- **Task prompt**: Say how many lines contain "public"; the answer is the number alone.

Dataset items
--- Start ---
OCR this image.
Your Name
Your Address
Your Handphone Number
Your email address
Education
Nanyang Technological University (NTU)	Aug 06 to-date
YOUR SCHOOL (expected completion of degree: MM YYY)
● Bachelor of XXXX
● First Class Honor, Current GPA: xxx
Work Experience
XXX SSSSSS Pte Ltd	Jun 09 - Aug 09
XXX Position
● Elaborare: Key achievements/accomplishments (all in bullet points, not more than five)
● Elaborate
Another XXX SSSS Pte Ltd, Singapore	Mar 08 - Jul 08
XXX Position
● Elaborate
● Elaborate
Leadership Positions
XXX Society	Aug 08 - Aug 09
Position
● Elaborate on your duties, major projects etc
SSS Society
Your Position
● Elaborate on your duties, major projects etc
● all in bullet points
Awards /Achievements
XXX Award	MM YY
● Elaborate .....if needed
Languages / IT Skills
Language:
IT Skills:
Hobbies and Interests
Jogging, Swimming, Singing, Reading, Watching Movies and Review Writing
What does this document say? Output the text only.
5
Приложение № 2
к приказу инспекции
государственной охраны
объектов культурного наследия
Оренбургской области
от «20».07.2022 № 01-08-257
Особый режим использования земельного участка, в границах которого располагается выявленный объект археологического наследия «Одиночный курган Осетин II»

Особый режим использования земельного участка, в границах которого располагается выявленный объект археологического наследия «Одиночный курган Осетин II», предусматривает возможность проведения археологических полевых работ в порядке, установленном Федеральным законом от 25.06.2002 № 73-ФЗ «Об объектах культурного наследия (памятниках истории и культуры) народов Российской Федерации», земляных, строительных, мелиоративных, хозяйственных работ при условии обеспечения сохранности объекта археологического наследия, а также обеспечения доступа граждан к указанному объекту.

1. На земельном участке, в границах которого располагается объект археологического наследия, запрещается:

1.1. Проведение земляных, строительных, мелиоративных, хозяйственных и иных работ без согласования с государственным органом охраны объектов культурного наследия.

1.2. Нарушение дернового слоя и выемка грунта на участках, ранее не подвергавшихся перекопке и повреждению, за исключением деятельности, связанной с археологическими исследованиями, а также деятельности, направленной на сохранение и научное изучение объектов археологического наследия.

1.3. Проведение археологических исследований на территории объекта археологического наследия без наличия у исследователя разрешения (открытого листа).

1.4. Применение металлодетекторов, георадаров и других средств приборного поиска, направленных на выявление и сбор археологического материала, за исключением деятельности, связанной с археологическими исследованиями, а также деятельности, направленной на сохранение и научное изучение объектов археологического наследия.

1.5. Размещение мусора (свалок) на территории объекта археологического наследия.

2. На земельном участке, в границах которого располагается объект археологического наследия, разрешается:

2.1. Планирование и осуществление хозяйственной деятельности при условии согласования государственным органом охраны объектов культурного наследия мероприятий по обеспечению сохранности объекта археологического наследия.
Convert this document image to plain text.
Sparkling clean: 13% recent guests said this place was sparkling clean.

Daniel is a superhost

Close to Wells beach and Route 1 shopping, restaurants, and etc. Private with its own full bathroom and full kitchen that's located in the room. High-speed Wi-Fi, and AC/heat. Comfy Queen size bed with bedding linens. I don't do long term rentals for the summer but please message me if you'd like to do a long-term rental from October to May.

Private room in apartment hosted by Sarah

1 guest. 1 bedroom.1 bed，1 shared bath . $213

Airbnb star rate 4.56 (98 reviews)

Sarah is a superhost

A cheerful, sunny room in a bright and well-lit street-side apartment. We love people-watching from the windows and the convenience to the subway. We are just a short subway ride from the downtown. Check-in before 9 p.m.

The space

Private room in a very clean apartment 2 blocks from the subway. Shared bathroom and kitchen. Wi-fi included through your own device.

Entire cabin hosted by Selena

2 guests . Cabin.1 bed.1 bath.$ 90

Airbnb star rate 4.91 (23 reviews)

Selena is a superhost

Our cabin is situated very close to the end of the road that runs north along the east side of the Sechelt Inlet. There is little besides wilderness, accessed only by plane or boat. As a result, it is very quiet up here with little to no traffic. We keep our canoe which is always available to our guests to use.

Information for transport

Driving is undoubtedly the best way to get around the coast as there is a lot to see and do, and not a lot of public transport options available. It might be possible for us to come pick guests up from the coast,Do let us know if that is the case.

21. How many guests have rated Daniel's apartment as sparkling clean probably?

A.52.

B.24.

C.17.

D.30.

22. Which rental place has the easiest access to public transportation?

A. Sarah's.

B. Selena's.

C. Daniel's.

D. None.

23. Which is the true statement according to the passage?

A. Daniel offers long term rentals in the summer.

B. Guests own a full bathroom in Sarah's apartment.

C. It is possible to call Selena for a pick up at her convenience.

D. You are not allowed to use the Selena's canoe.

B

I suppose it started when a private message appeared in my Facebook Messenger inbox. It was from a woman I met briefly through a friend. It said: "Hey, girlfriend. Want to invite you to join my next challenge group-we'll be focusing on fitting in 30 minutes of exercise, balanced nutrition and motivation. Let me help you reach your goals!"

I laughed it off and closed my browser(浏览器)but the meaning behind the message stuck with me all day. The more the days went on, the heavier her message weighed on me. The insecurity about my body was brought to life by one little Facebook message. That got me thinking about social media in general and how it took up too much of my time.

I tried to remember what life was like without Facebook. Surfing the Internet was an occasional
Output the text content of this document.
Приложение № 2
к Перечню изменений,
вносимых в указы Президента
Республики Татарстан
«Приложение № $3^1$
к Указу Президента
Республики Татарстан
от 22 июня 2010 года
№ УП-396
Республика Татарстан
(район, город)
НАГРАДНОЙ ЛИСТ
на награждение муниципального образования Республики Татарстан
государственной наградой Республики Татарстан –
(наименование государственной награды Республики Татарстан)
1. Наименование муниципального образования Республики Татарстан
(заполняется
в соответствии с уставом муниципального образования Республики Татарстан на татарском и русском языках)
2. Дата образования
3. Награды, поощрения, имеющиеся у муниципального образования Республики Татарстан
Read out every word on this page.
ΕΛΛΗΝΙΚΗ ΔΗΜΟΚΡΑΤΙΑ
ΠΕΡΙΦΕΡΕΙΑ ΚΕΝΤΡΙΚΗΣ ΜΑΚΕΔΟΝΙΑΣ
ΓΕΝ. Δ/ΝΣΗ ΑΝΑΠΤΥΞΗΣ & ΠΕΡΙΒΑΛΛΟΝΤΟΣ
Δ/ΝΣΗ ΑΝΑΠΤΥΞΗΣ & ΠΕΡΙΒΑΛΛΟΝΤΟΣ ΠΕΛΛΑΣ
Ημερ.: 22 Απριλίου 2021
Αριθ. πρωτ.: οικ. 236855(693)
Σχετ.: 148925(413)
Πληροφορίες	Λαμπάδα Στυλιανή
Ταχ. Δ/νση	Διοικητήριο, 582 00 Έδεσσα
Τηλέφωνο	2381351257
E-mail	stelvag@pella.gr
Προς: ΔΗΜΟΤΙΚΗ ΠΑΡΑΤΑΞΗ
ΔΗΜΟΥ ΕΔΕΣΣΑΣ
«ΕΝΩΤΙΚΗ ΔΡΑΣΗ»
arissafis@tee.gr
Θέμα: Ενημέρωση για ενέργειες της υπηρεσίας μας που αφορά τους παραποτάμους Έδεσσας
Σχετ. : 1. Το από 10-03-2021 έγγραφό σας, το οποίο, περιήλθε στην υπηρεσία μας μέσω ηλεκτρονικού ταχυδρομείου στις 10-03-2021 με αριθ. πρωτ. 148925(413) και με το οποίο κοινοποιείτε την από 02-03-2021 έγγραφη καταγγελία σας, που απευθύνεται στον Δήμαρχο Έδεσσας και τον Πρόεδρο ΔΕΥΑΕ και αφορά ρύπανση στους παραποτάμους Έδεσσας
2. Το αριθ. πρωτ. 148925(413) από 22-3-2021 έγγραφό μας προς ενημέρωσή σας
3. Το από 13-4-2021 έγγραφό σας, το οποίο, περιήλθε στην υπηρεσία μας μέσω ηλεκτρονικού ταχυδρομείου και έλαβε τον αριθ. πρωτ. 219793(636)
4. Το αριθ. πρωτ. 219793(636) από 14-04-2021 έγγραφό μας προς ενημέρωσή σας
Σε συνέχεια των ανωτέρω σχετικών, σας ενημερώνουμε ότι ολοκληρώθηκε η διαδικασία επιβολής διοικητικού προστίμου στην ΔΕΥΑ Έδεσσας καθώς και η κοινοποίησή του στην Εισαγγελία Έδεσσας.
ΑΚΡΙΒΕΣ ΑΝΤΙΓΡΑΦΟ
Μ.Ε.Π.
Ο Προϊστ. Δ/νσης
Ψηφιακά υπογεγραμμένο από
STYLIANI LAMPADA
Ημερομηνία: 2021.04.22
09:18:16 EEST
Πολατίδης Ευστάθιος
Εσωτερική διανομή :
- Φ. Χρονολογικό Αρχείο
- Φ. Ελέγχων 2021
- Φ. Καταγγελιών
--- End ---
- **Answer to this exercise**: 2